Written task
Without the pictures, return all of the material exactly as written.
>>>>
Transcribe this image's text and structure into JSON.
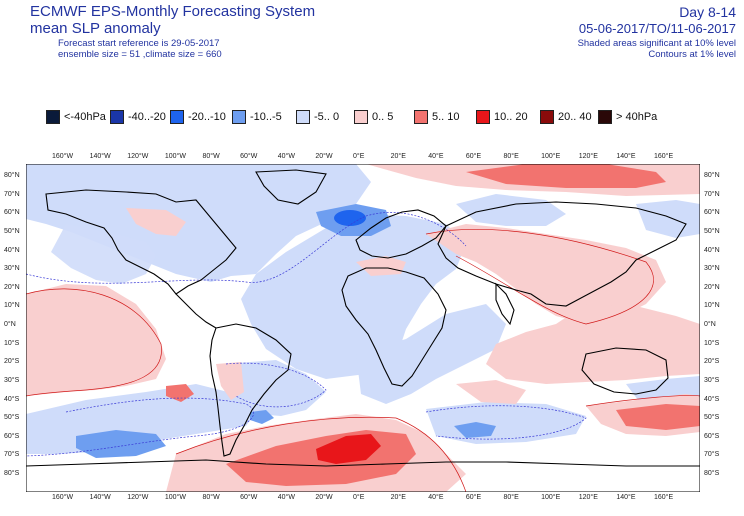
{
  "header": {
    "title_line1": "ECMWF EPS-Monthly Forecasting System",
    "title_line2": "mean SLP anomaly",
    "forecast_ref": "Forecast start reference is 29-05-2017",
    "ensemble": "ensemble size = 51  ,climate size = 660",
    "period": "Day 8-14",
    "dates": "05-06-2017/TO/11-06-2017",
    "shaded_note": "Shaded areas significant at 10% level",
    "contours_note": "Contours at 1% level"
  },
  "legend": [
    {
      "label": "<-40hPa",
      "color": "#0a1a3a"
    },
    {
      "label": "-40..-20",
      "color": "#1a36a8"
    },
    {
      "label": "-20..-10",
      "color": "#1e64ee"
    },
    {
      "label": "-10..-5",
      "color": "#6e9ef0"
    },
    {
      "label": "-5..  0",
      "color": "#cfdcfa"
    },
    {
      "label": "0..  5",
      "color": "#f9cfcf"
    },
    {
      "label": "5..  10",
      "color": "#f2736f"
    },
    {
      "label": "10..  20",
      "color": "#e8161a"
    },
    {
      "label": "20..  40",
      "color": "#8a0b0b"
    },
    {
      "label": ">  40hPa",
      "color": "#2a0808"
    }
  ],
  "lon_ticks": [
    "160°W",
    "140°W",
    "120°W",
    "100°W",
    "80°W",
    "60°W",
    "40°W",
    "20°W",
    "0°E",
    "20°E",
    "40°E",
    "60°E",
    "80°E",
    "100°E",
    "120°E",
    "140°E",
    "160°E"
  ],
  "lat_ticks_left": [
    "80°N",
    "70°N",
    "60°N",
    "50°N",
    "40°N",
    "30°N",
    "20°N",
    "10°N",
    "0°N",
    "10°S",
    "20°S",
    "30°S",
    "40°S",
    "50°S",
    "60°S",
    "70°S",
    "80°S"
  ],
  "lat_ticks_right": [
    "80°N",
    "70°N",
    "60°N",
    "50°N",
    "40°N",
    "30°N",
    "20°N",
    "10°N",
    "0°N",
    "10°S",
    "20°S",
    "30°S",
    "40°S",
    "50°S",
    "60°S",
    "70°S",
    "80°S"
  ]
}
<<<<
Full response
Transcribe this image's text and structure into JSON.
{
  "header": {
    "title_line1": "ECMWF EPS-Monthly Forecasting System",
    "title_line2": "mean SLP anomaly",
    "forecast_ref": "Forecast start reference is 29-05-2017",
    "ensemble": "ensemble size = 51  ,climate size = 660",
    "period": "Day 8-14",
    "dates": "05-06-2017/TO/11-06-2017",
    "shaded_note": "Shaded areas significant at 10% level",
    "contours_note": "Contours at 1% level"
  },
  "legend": [
    {
      "label": "<-40hPa",
      "color": "#0a1a3a"
    },
    {
      "label": "-40..-20",
      "color": "#1a36a8"
    },
    {
      "label": "-20..-10",
      "color": "#1e64ee"
    },
    {
      "label": "-10..-5",
      "color": "#6e9ef0"
    },
    {
      "label": "-5..  0",
      "color": "#cfdcfa"
    },
    {
      "label": "0..  5",
      "color": "#f9cfcf"
    },
    {
      "label": "5..  10",
      "color": "#f2736f"
    },
    {
      "label": "10..  20",
      "color": "#e8161a"
    },
    {
      "label": "20..  40",
      "color": "#8a0b0b"
    },
    {
      "label": ">  40hPa",
      "color": "#2a0808"
    }
  ],
  "lon_ticks": [
    "160°W",
    "140°W",
    "120°W",
    "100°W",
    "80°W",
    "60°W",
    "40°W",
    "20°W",
    "0°E",
    "20°E",
    "40°E",
    "60°E",
    "80°E",
    "100°E",
    "120°E",
    "140°E",
    "160°E"
  ],
  "lat_ticks_left": [
    "80°N",
    "70°N",
    "60°N",
    "50°N",
    "40°N",
    "30°N",
    "20°N",
    "10°N",
    "0°N",
    "10°S",
    "20°S",
    "30°S",
    "40°S",
    "50°S",
    "60°S",
    "70°S",
    "80°S"
  ],
  "lat_ticks_right": [
    "80°N",
    "70°N",
    "60°N",
    "50°N",
    "40°N",
    "30°N",
    "20°N",
    "10°N",
    "0°N",
    "10°S",
    "20°S",
    "30°S",
    "40°S",
    "50°S",
    "60°S",
    "70°S",
    "80°S"
  ]
}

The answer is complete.